■ **Records shown**:

- - - - -

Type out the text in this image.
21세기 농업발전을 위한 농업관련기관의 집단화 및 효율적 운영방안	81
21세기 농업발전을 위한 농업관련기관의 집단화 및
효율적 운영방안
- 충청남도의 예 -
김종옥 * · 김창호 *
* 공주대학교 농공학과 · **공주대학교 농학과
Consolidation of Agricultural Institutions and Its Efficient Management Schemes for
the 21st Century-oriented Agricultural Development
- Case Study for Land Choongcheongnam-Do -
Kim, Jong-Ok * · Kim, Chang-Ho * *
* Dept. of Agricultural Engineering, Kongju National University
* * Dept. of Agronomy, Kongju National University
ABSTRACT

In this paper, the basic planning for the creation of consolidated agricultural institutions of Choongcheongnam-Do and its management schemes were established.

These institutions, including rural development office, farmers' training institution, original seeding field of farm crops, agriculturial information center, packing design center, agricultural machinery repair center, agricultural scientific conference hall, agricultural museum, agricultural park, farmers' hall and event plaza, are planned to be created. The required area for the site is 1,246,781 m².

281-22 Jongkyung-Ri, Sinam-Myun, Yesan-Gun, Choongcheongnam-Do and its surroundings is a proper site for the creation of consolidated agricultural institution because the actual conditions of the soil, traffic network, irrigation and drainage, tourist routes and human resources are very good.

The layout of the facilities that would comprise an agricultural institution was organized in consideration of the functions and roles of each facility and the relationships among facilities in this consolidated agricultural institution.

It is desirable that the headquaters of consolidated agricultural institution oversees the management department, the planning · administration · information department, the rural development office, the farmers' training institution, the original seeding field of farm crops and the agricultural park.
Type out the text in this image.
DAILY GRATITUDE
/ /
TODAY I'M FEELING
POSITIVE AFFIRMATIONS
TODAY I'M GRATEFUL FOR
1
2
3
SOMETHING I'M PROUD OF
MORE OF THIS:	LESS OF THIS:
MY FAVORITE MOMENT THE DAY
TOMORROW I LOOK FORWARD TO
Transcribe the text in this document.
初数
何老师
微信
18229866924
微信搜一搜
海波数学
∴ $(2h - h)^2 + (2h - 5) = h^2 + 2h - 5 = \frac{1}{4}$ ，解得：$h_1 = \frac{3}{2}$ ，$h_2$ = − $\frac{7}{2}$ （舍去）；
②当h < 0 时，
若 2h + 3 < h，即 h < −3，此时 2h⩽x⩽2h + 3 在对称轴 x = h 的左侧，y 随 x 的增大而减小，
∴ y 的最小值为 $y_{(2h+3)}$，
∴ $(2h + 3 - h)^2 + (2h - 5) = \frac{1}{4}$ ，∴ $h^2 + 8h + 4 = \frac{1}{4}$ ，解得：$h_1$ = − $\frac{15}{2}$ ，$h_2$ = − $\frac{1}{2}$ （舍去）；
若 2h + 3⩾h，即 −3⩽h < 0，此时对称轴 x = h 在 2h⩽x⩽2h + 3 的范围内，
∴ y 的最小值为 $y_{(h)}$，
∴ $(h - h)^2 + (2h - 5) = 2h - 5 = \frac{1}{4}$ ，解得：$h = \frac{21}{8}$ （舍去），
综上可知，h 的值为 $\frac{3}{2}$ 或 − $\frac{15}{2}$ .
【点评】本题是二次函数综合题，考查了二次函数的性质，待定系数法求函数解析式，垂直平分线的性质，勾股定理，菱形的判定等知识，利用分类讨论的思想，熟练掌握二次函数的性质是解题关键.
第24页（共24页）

- - - - -

■ **Your task**: Repeat all the entries exactly as given.

■ **Full response**:
Type out the text in this image.
21세기 농업발전을 위한 농업관련기관의 집단화 및 효율적 운영방안	81
21세기 농업발전을 위한 농업관련기관의 집단화 및
효율적 운영방안
- 충청남도의 예 -
김종옥 * · 김창호 *
* 공주대학교 농공학과 · **공주대학교 농학과
Consolidation of Agricultural Institutions and Its Efficient Management Schemes for
the 21st Century-oriented Agricultural Development
- Case Study for Land Choongcheongnam-Do -
Kim, Jong-Ok * · Kim, Chang-Ho * *
* Dept. of Agricultural Engineering, Kongju National University
* * Dept. of Agronomy, Kongju National University
ABSTRACT

In this paper, the basic planning for the creation of consolidated agricultural institutions of Choongcheongnam-Do and its management schemes were established.

These institutions, including rural development office, farmers' training institution, original seeding field of farm crops, agriculturial information center, packing design center, agricultural machinery repair center, agricultural scientific conference hall, agricultural museum, agricultural park, farmers' hall and event plaza, are planned to be created. The required area for the site is 1,246,781 m².

281-22 Jongkyung-Ri, Sinam-Myun, Yesan-Gun, Choongcheongnam-Do and its surroundings is a proper site for the creation of consolidated agricultural institution because the actual conditions of the soil, traffic network, irrigation and drainage, tourist routes and human resources are very good.

The layout of the facilities that would comprise an agricultural institution was organized in consideration of the functions and roles of each facility and the relationships among facilities in this consolidated agricultural institution.

It is desirable that the headquaters of consolidated agricultural institution oversees the management department, the planning · administration · information department, the rural development office, the farmers' training institution, the original seeding field of farm crops and the agricultural park.
Type out the text in this image.
DAILY GRATITUDE
/ /
TODAY I'M FEELING
POSITIVE AFFIRMATIONS
TODAY I'M GRATEFUL FOR
1
2
3
SOMETHING I'M PROUD OF
MORE OF THIS:	LESS OF THIS:
MY FAVORITE MOMENT THE DAY
TOMORROW I LOOK FORWARD TO
Transcribe the text in this document.
初数
何老师
微信
18229866924
微信搜一搜
海波数学
∴ $(2h - h)^2 + (2h - 5) = h^2 + 2h - 5 = \frac{1}{4}$ ，解得：$h_1 = \frac{3}{2}$ ，$h_2$ = − $\frac{7}{2}$ （舍去）；
②当h < 0 时，
若 2h + 3 < h，即 h < −3，此时 2h⩽x⩽2h + 3 在对称轴 x = h 的左侧，y 随 x 的增大而减小，
∴ y 的最小值为 $y_{(2h+3)}$，
∴ $(2h + 3 - h)^2 + (2h - 5) = \frac{1}{4}$ ，∴ $h^2 + 8h + 4 = \frac{1}{4}$ ，解得：$h_1$ = − $\frac{15}{2}$ ，$h_2$ = − $\frac{1}{2}$ （舍去）；
若 2h + 3⩾h，即 −3⩽h < 0，此时对称轴 x = h 在 2h⩽x⩽2h + 3 的范围内，
∴ y 的最小值为 $y_{(h)}$，
∴ $(h - h)^2 + (2h - 5) = 2h - 5 = \frac{1}{4}$ ，解得：$h = \frac{21}{8}$ （舍去），
综上可知，h 的值为 $\frac{3}{2}$ 或 − $\frac{15}{2}$ .
【点评】本题是二次函数综合题，考查了二次函数的性质，待定系数法求函数解析式，垂直平分线的性质，勾股定理，菱形的判定等知识，利用分类讨论的思想，熟练掌握二次函数的性质是解题关键.
第24页（共24页）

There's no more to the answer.